▶ **Problem details**: Transcribe the listing that follows in full, omitting pictures.
========================================
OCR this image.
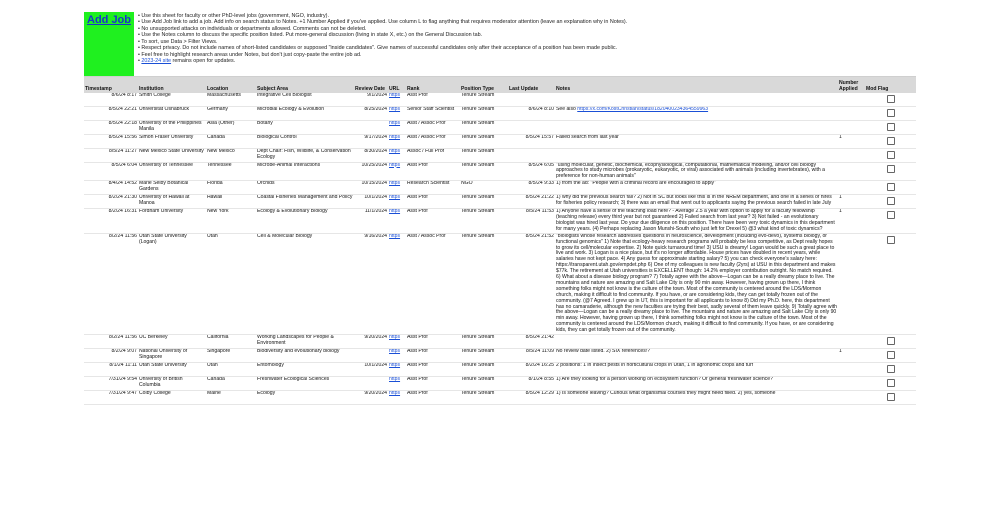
Add Job	• Use this sheet for faculty or other PhD-level jobs (government, NGO, industry).
• Use Add Job link to add a job. Add info on search status to Notes. +1 Number Applied if you've applied. Use column L to flag anything that requires moderator attention (leave an explanation why in Notes).
• No unsupported attacks on individuals or departments allowed. Comments can not be deleted.
• Use the Notes column to discuss the specific position listed. Put more-general discussion (living in state X, etc.) on the General Discussion tab.
• To sort, use Data > Filter Views.
• Respect privacy. Do not include names of short-listed candidates or supposed "inside candidates". Give names of successful candidates only after their acceptance of a position has been made public.
• Feel free to highlight research areas under Notes, but don't just copy-paste the entire job ad.
• 2023-24 site remains open for updates.
Timestamp	Institution	Location	Subject Area	Review Date	URL	Rank	Position Type	Last Update	Notes	Number Applied	Mod Flag
8/6/24 8:17	Smith College	Massachusetts	Integrative Cell Biologist	9/1/2024	https	Asst Prof	Tenure Stream				
8/5/24 22:21	Universität Osnabrück	Germany	Microbial Ecology & Evolution	8/25/2024	https	Senior Staff Scientist	Tenure Stream	8/6/24 8:10	See also https://x.com/KostChristian/status/1820400234364559963		
8/5/24 22:18	University of the Philippines Manila	Asia (Other)	Botany		https	Asst / Assoc Prof	Tenure Stream				
8/5/24 15:56	Simon Fraser University	Canada	Biological Control	9/17/2024	https	Asst / Assoc Prof	Tenure Stream	8/5/24 15:57	Failed search from last year	1	
8/5/24 11:27	New Mexico State University	New Mexico	Dept Chair: Fish, Wildlife, & Conservation Ecology	8/30/2024	https	Assoc / Full Prof	Tenure Stream				
8/5/24 6:04	University of Tennessee	Tennessee	Microbe-Animal Interactions	10/25/2024	https	Asst Prof	Tenure Stream	8/5/24 6:05	"using molecular, genetic, biochemical, ecophysiological, computational, mathematical modeling, and/or cell biology approaches to study microbes (prokaryotic, eukaryotic, or viral) associated with animals (including invertebrates), with a preference for non-human animals"		
8/4/24 14:52	Marie Selby Botanical Gardens	Florida	Orchids	10/15/2024	https	Research Scientist	NGO	8/5/24 9:33	1) from the ad: "People with a criminal record are encouraged to apply"		
8/2/24 21:30	University of Hawaii at Manoa	Hawaii	Coastal Fisheries Management and Policy	10/1/2024	https	Asst Prof	Tenure Stream	8/5/24 21:22	1) why did the previous search fail? 2) Not in SC but looks like this is in the NREM department, and one in a series of hires for fisheries policy research; 3) there was an email that went out to applicants saying the previous search failed in late July	1	
8/2/24 16:31	Fordham University	New York	Ecology & Evolutionary Biology	11/1/2024	https	Asst Prof	Tenure Stream	8/5/24 11:53	1) Anyone have a sense of the teaching load here? - Average 2.5 a year with option to apply for a faculty fellowship (teaching release) every third year but not guaranteed 2) Failed search from last year? 3) Not failed - an evolutionary biologist was hired last year. Do your due diligence on this position. There have been very toxic dynamics in this department for many years. (4) Perhaps replacing Jason Munshi-South who just left for Drexel 5) @3 what kind of toxic dynamics?	1	
8/2/24 11:56	Utah State University (Logan)	Utah	Cell & Molecular Biology	9/16/2024	https	Asst / Assoc Prof	Tenure Stream	8/5/24 21:52	"biologists whose research addresses questions in neuroscience, development (including evo-devo), systems biology, or functional genomics" 1) Note that ecology-heavy research programs will probably be less competitive, as Dept really hopes to grow its cell/molecular expertise. 2) Note quick turnaround time! 3) USU is dreamy! Logan would be such a great place to live and work. 3) Logan is a nice place, but it's no longer affordable. House prices have doubled in recent years, while salaries have not kept pace. 4) Any guess for approximate starting salary? 5) you can check everyone's salary here: https://transparent.utah.gov/empdet.php 6) One of my colleagues is new faculty (2yrs) at USU in this department and makes $77k. The retirement at Utah universities is EXCELLENT though: 14.2% employer contribution outright. No match required. 6) What about a disease biology program? 7) Totally agree with the above—Logan can be a really dreamy place to live. The mountains and nature are amazing and Salt Lake City is only 90 min away. However, having grown up there, I think something folks might not know is the culture of the town. Most of the community is centered around the LDS/Mormon church, making it difficult to find community. If you have, or are considering kids, they can get totally frozen out of the community. (@7 Agreed. I grew up in UT, this is important for all applicants to know 8) Did my Ph.D. here, this department has no camaraderie, although the new faculties are trying their best, sadly several of them leave quickly. 9) Totally agree with the above—Logan can be a really dreamy place to live. The mountains and nature are amazing and Salt Lake City is only 90 min away. However, having grown up there, I think something folks might not know is the culture of the town. Most of the community is centered around the LDS/Mormon church, making it difficult to find community. If you have, or are considering kids, they can get totally frozen out of the community.		
8/2/24 11:56	UC Berkeley	California	Working Landscapes for People & Environment	9/20/2024	https	Asst Prof	Tenure Stream	8/5/24 21:42			
8/2/24 9:07	National University of Singapore	Singapore	Biodiversity and evolutionary biology		https	Asst Prof	Tenure Stream	8/5/24 11:09	No review date listed. 2) SIX references!?	1	
8/1/24 11:11	Utah State University	Utah	Entomology	10/1/2024	https	Asst Prof	Tenure Stream	8/2/24 16:25	2 positions: 1 in insect pests in horticultural crops in Utah, 1 in agronomic crops and turf		
7/31/24 9:54	University of British Columbia	Canada	Freshwater Ecological Sciences		https	Asst Prof	Tenure Stream	8/1/24 8:55	1) Are they looking for a person working on ecosystem function? Or general freshwater science?		
7/31/24 9:47	Colby College	Maine	Ecology	9/20/2024	https	Asst Prof	Tenure Stream	8/5/24 12:29	1) Is someone leaving? Curious what organismal courses they might need filled. 2) yes, someone		
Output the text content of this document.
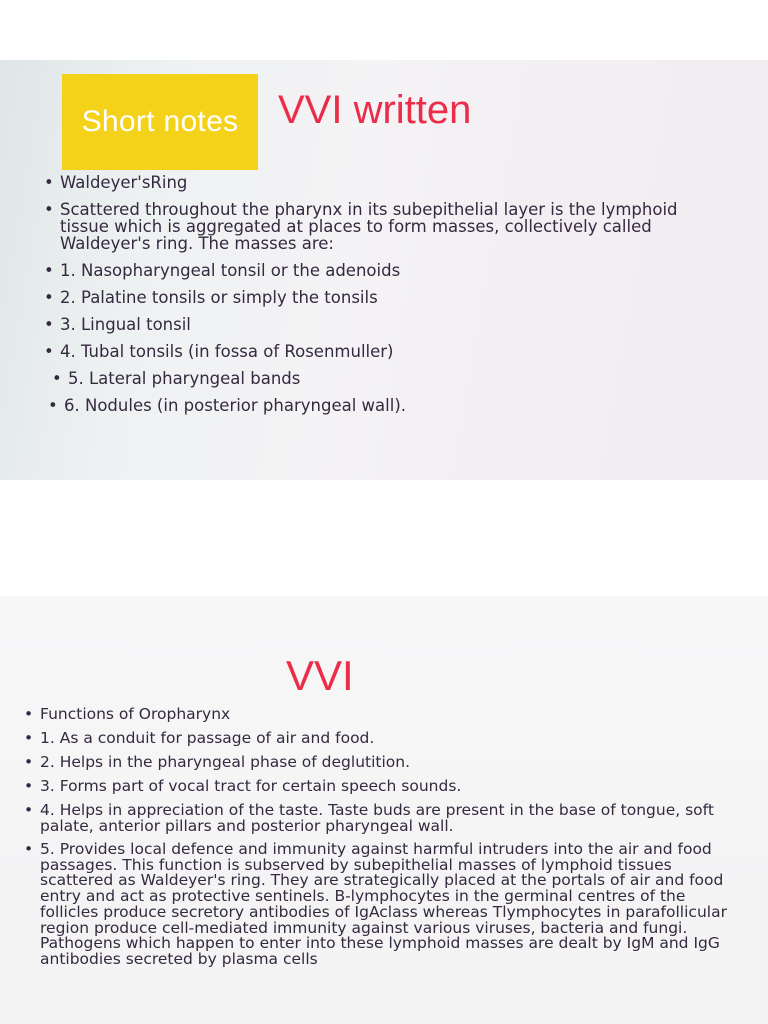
Short notes VVI written
• Waldeyer'sRing
• Scattered throughout the pharynx in its subepithelial layer is the lymphoid tissue which is aggregated at places to form masses, collectively called Waldeyer's ring. The masses are:
• 1. Nasopharyngeal tonsil or the adenoids
• 2. Palatine tonsils or simply the tonsils
• 3. Lingual tonsil
• 4. Tubal tonsils (in fossa of Rosenmuller)
• 5. Lateral pharyngeal bands
• 6. Nodules (in posterior pharyngeal wall).
VVI
• Functions of Oropharynx
• 1. As a conduit for passage of air and food.
• 2. Helps in the pharyngeal phase of deglutition.
• 3. Forms part of vocal tract for certain speech sounds.
• 4. Helps in appreciation of the taste. Taste buds are present in the base of tongue, soft palate, anterior pillars and posterior pharyngeal wall.
• 5. Provides local defence and immunity against harmful intruders into the air and food passages. This function is subserved by subepithelial masses of lymphoid tissues scattered as Waldeyer's ring. They are strategically placed at the portals of air and food entry and act as protective sentinels. B-lymphocytes in the germinal centres of the follicles produce secretory antibodies of IgAclass whereas Tlymphocytes in parafollicular region produce cell-mediated immunity against various viruses, bacteria and fungi. Pathogens which happen to enter into these lymphoid masses are dealt by IgM and IgG antibodies secreted by plasma cells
========================================
▶ **Reply to the exercise**:
OCR this image.
Add Job	• Use this sheet for faculty or other PhD-level jobs (government, NGO, industry).
• Use Add Job link to add a job. Add info on search status to Notes. +1 Number Applied if you've applied. Use column L to flag anything that requires moderator attention (leave an explanation why in Notes).
• No unsupported attacks on individuals or departments allowed. Comments can not be deleted.
• Use the Notes column to discuss the specific position listed. Put more-general discussion (living in state X, etc.) on the General Discussion tab.
• To sort, use Data > Filter Views.
• Respect privacy. Do not include names of short-listed candidates or supposed "inside candidates". Give names of successful candidates only after their acceptance of a position has been made public.
• Feel free to highlight research areas under Notes, but don't just copy-paste the entire job ad.
• 2023-24 site remains open for updates.
Timestamp	Institution	Location	Subject Area	Review Date	URL	Rank	Position Type	Last Update	Notes	Number Applied	Mod Flag
8/6/24 8:17	Smith College	Massachusetts	Integrative Cell Biologist	9/1/2024	https	Asst Prof	Tenure Stream				
8/5/24 22:21	Universität Osnabrück	Germany	Microbial Ecology & Evolution	8/25/2024	https	Senior Staff Scientist	Tenure Stream	8/6/24 8:10	See also https://x.com/KostChristian/status/1820400234364559963		
8/5/24 22:18	University of the Philippines Manila	Asia (Other)	Botany		https	Asst / Assoc Prof	Tenure Stream				
8/5/24 15:56	Simon Fraser University	Canada	Biological Control	9/17/2024	https	Asst / Assoc Prof	Tenure Stream	8/5/24 15:57	Failed search from last year	1	
8/5/24 11:27	New Mexico State University	New Mexico	Dept Chair: Fish, Wildlife, & Conservation Ecology	8/30/2024	https	Assoc / Full Prof	Tenure Stream				
8/5/24 6:04	University of Tennessee	Tennessee	Microbe-Animal Interactions	10/25/2024	https	Asst Prof	Tenure Stream	8/5/24 6:05	"using molecular, genetic, biochemical, ecophysiological, computational, mathematical modeling, and/or cell biology approaches to study microbes (prokaryotic, eukaryotic, or viral) associated with animals (including invertebrates), with a preference for non-human animals"		
8/4/24 14:52	Marie Selby Botanical Gardens	Florida	Orchids	10/15/2024	https	Research Scientist	NGO	8/5/24 9:33	1) from the ad: "People with a criminal record are encouraged to apply"		
8/2/24 21:30	University of Hawaii at Manoa	Hawaii	Coastal Fisheries Management and Policy	10/1/2024	https	Asst Prof	Tenure Stream	8/5/24 21:22	1) why did the previous search fail? 2) Not in SC but looks like this is in the NREM department, and one in a series of hires for fisheries policy research; 3) there was an email that went out to applicants saying the previous search failed in late July	1	
8/2/24 16:31	Fordham University	New York	Ecology & Evolutionary Biology	11/1/2024	https	Asst Prof	Tenure Stream	8/5/24 11:53	1) Anyone have a sense of the teaching load here? - Average 2.5 a year with option to apply for a faculty fellowship (teaching release) every third year but not guaranteed 2) Failed search from last year? 3) Not failed - an evolutionary biologist was hired last year. Do your due diligence on this position. There have been very toxic dynamics in this department for many years. (4) Perhaps replacing Jason Munshi-South who just left for Drexel 5) @3 what kind of toxic dynamics?	1	
8/2/24 11:56	Utah State University (Logan)	Utah	Cell & Molecular Biology	9/16/2024	https	Asst / Assoc Prof	Tenure Stream	8/5/24 21:52	"biologists whose research addresses questions in neuroscience, development (including evo-devo), systems biology, or functional genomics" 1) Note that ecology-heavy research programs will probably be less competitive, as Dept really hopes to grow its cell/molecular expertise. 2) Note quick turnaround time! 3) USU is dreamy! Logan would be such a great place to live and work. 3) Logan is a nice place, but it's no longer affordable. House prices have doubled in recent years, while salaries have not kept pace. 4) Any guess for approximate starting salary? 5) you can check everyone's salary here: https://transparent.utah.gov/empdet.php 6) One of my colleagues is new faculty (2yrs) at USU in this department and makes $77k. The retirement at Utah universities is EXCELLENT though: 14.2% employer contribution outright. No match required. 6) What about a disease biology program? 7) Totally agree with the above—Logan can be a really dreamy place to live. The mountains and nature are amazing and Salt Lake City is only 90 min away. However, having grown up there, I think something folks might not know is the culture of the town. Most of the community is centered around the LDS/Mormon church, making it difficult to find community. If you have, or are considering kids, they can get totally frozen out of the community. (@7 Agreed. I grew up in UT, this is important for all applicants to know 8) Did my Ph.D. here, this department has no camaraderie, although the new faculties are trying their best, sadly several of them leave quickly. 9) Totally agree with the above—Logan can be a really dreamy place to live. The mountains and nature are amazing and Salt Lake City is only 90 min away. However, having grown up there, I think something folks might not know is the culture of the town. Most of the community is centered around the LDS/Mormon church, making it difficult to find community. If you have, or are considering kids, they can get totally frozen out of the community.		
8/2/24 11:56	UC Berkeley	California	Working Landscapes for People & Environment	9/20/2024	https	Asst Prof	Tenure Stream	8/5/24 21:42			
8/2/24 9:07	National University of Singapore	Singapore	Biodiversity and evolutionary biology		https	Asst Prof	Tenure Stream	8/5/24 11:09	No review date listed. 2) SIX references!?	1	
8/1/24 11:11	Utah State University	Utah	Entomology	10/1/2024	https	Asst Prof	Tenure Stream	8/2/24 16:25	2 positions: 1 in insect pests in horticultural crops in Utah, 1 in agronomic crops and turf		
7/31/24 9:54	University of British Columbia	Canada	Freshwater Ecological Sciences		https	Asst Prof	Tenure Stream	8/1/24 8:55	1) Are they looking for a person working on ecosystem function? Or general freshwater science?		
7/31/24 9:47	Colby College	Maine	Ecology	9/20/2024	https	Asst Prof	Tenure Stream	8/5/24 12:29	1) Is someone leaving? Curious what organismal courses they might need filled. 2) yes, someone		
Output the text content of this document.
Short notes VVI written
• Waldeyer'sRing
• Scattered throughout the pharynx in its subepithelial layer is the lymphoid tissue which is aggregated at places to form masses, collectively called Waldeyer's ring. The masses are:
• 1. Nasopharyngeal tonsil or the adenoids
• 2. Palatine tonsils or simply the tonsils
• 3. Lingual tonsil
• 4. Tubal tonsils (in fossa of Rosenmuller)
• 5. Lateral pharyngeal bands
• 6. Nodules (in posterior pharyngeal wall).
VVI
• Functions of Oropharynx
• 1. As a conduit for passage of air and food.
• 2. Helps in the pharyngeal phase of deglutition.
• 3. Forms part of vocal tract for certain speech sounds.
• 4. Helps in appreciation of the taste. Taste buds are present in the base of tongue, soft palate, anterior pillars and posterior pharyngeal wall.
• 5. Provides local defence and immunity against harmful intruders into the air and food passages. This function is subserved by subepithelial masses of lymphoid tissues scattered as Waldeyer's ring. They are strategically placed at the portals of air and food entry and act as protective sentinels. B-lymphocytes in the germinal centres of the follicles produce secretory antibodies of IgAclass whereas Tlymphocytes in parafollicular region produce cell-mediated immunity against various viruses, bacteria and fungi. Pathogens which happen to enter into these lymphoid masses are dealt by IgM and IgG antibodies secreted by plasma cells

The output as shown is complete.